------ Materials provided
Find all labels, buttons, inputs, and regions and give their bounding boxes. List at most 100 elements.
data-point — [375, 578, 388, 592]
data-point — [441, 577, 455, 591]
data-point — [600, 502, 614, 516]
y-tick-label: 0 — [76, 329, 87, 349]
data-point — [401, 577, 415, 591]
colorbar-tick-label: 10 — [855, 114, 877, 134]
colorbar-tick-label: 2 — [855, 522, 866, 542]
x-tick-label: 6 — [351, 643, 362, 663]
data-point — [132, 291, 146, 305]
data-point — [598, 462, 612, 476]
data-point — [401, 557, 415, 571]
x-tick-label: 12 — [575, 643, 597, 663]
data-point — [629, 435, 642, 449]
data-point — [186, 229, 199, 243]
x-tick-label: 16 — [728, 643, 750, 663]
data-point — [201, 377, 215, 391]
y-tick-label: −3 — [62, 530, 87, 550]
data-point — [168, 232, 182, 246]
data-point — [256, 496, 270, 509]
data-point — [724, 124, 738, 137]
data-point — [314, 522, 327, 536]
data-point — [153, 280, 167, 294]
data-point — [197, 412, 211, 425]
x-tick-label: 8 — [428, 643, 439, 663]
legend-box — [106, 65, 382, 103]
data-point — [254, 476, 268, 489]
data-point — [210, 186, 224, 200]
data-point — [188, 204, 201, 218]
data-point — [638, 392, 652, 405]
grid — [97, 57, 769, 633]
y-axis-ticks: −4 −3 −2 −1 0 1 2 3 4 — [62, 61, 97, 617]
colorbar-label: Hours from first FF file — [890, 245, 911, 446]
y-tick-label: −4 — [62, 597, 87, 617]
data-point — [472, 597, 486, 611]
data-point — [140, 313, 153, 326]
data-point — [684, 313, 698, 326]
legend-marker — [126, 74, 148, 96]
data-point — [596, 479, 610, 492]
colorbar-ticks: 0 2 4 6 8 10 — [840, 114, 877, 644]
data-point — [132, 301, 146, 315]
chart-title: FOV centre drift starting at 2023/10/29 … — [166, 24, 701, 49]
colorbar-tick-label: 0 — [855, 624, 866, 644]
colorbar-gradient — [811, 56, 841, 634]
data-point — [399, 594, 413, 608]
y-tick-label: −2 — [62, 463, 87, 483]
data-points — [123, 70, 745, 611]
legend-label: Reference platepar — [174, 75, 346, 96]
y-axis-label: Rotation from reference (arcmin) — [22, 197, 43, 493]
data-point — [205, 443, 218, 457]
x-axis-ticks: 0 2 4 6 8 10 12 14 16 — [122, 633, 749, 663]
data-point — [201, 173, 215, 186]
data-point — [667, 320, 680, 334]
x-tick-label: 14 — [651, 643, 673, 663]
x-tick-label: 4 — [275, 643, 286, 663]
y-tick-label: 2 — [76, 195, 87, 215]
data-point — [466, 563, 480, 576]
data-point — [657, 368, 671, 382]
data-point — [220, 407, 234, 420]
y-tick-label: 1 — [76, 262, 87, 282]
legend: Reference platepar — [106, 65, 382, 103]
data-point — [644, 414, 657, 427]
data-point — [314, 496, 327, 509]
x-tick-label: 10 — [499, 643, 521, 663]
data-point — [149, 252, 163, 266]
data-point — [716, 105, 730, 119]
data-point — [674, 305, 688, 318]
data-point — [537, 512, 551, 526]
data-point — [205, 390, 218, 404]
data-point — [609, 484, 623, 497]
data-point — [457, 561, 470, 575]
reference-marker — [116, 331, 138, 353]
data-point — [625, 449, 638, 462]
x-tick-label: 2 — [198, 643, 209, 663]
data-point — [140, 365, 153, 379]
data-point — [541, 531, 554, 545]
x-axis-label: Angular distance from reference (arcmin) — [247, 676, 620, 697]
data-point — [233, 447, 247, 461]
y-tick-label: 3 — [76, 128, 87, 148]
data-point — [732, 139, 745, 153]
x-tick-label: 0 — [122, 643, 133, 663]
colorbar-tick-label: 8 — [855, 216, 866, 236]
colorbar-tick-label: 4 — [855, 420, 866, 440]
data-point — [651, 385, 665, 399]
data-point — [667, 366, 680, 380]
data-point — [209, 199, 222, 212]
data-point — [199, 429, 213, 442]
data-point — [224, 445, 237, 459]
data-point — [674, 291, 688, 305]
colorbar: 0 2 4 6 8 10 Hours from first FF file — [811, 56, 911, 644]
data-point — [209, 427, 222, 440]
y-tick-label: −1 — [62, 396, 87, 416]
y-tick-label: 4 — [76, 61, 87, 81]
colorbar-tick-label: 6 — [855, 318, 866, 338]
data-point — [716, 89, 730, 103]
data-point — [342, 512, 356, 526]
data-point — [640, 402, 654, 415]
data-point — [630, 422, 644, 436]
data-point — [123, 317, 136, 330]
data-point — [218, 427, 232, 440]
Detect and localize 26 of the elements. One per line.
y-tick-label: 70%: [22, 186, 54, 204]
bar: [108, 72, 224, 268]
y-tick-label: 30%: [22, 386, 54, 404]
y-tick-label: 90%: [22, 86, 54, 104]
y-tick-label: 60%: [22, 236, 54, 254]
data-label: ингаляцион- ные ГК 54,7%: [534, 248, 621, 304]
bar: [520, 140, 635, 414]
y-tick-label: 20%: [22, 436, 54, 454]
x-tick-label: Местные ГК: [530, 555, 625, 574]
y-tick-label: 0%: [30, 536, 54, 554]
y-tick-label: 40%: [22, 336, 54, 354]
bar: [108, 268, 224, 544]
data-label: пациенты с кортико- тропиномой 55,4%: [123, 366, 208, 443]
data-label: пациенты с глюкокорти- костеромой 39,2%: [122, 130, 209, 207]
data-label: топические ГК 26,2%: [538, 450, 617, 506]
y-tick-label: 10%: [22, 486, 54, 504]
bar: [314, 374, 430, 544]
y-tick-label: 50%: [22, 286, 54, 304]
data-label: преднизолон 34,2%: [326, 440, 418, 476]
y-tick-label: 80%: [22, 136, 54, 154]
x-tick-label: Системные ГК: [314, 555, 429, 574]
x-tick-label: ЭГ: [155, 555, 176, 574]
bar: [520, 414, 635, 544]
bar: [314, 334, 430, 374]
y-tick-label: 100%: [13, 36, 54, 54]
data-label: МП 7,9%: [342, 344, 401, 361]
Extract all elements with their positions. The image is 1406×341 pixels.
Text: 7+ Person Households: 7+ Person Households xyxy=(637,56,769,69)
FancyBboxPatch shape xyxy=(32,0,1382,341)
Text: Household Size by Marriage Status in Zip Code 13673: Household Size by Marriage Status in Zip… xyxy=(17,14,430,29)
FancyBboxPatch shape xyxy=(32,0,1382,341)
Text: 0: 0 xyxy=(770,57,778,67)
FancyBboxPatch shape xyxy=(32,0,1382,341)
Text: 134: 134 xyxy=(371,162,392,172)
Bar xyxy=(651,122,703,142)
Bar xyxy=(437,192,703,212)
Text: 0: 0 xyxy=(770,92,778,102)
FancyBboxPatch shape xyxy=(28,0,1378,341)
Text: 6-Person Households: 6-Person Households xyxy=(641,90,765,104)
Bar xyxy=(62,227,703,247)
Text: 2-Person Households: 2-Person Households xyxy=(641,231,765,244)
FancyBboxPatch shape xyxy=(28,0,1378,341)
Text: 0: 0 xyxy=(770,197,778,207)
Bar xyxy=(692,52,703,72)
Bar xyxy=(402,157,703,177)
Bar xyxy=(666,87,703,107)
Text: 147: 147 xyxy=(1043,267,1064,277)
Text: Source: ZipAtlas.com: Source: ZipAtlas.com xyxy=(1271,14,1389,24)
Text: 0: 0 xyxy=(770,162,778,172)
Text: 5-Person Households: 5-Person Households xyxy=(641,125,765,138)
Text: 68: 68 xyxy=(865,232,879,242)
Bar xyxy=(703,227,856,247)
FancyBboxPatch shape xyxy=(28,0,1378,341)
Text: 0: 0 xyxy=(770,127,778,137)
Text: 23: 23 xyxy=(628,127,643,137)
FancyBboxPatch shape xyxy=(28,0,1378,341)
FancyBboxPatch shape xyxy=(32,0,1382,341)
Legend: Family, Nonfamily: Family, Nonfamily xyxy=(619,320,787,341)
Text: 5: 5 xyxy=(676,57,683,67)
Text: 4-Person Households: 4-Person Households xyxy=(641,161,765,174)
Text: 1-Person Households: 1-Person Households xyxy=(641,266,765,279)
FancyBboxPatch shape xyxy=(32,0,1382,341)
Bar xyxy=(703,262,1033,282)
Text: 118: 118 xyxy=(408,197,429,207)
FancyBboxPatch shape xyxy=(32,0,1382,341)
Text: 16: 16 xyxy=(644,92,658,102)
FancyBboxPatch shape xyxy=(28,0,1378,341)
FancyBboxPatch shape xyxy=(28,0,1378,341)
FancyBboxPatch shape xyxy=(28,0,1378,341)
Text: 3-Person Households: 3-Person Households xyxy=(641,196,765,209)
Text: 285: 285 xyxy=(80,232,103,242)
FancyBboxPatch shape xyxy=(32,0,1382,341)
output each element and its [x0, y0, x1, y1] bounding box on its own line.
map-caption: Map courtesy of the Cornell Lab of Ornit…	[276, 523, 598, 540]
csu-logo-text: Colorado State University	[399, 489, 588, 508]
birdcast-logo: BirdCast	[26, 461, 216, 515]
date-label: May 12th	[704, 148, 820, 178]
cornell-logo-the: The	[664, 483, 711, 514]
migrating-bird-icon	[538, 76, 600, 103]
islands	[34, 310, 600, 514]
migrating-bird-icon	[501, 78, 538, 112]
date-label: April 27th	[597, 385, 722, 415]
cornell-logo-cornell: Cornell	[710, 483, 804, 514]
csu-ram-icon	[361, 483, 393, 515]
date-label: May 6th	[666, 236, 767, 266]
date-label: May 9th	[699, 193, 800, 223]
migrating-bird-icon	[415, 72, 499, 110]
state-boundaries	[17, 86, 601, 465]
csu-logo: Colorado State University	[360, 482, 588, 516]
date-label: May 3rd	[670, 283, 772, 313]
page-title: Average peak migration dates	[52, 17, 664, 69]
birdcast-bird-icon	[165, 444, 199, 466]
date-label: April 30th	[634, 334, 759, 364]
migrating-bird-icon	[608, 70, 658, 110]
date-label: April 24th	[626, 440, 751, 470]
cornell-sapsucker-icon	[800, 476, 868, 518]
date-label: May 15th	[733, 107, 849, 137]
------------
The problem: Copy the lines from the very first one through the line that contains "data-point — [401, 557, 415, 571]", including both.

Task response:
Find all labels, buttons, inputs, and regions and give their bounding boxes. List at most 100 elements.
data-point — [375, 578, 388, 592]
data-point — [441, 577, 455, 591]
data-point — [600, 502, 614, 516]
y-tick-label: 0 — [76, 329, 87, 349]
data-point — [401, 577, 415, 591]
colorbar-tick-label: 10 — [855, 114, 877, 134]
colorbar-tick-label: 2 — [855, 522, 866, 542]
x-tick-label: 6 — [351, 643, 362, 663]
data-point — [132, 291, 146, 305]
data-point — [598, 462, 612, 476]
data-point — [401, 557, 415, 571]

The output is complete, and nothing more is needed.